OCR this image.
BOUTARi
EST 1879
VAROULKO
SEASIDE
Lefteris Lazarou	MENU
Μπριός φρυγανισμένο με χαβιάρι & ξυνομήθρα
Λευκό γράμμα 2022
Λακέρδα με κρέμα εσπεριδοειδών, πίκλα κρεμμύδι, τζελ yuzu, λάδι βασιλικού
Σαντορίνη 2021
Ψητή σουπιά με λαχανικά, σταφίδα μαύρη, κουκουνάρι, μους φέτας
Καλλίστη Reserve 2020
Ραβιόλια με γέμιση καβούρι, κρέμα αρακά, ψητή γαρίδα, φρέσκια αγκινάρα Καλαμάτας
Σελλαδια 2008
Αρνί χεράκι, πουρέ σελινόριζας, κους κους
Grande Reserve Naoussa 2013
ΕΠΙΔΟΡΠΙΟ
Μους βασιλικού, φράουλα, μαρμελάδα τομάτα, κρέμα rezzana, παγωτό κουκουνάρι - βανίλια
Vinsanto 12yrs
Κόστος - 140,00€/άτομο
◇ ◇ ◇ ◇ ◇
▶ **Prompt**: Print all of the entries exactly as they appear.

▶ **Exercise solution**:
OCR this image.
BOUTARi
EST 1879
VAROULKO
SEASIDE
Lefteris Lazarou	MENU
Μπριός φρυγανισμένο με χαβιάρι & ξυνομήθρα
Λευκό γράμμα 2022
Λακέρδα με κρέμα εσπεριδοειδών, πίκλα κρεμμύδι, τζελ yuzu, λάδι βασιλικού
Σαντορίνη 2021
Ψητή σουπιά με λαχανικά, σταφίδα μαύρη, κουκουνάρι, μους φέτας
Καλλίστη Reserve 2020
Ραβιόλια με γέμιση καβούρι, κρέμα αρακά, ψητή γαρίδα, φρέσκια αγκινάρα Καλαμάτας
Σελλαδια 2008
Αρνί χεράκι, πουρέ σελινόριζας, κους κους
Grande Reserve Naoussa 2013
ΕΠΙΔΟΡΠΙΟ
Μους βασιλικού, φράουλα, μαρμελάδα τομάτα, κρέμα rezzana, παγωτό κουκουνάρι - βανίλια
Vinsanto 12yrs
Κόστος - 140,00€/άτομο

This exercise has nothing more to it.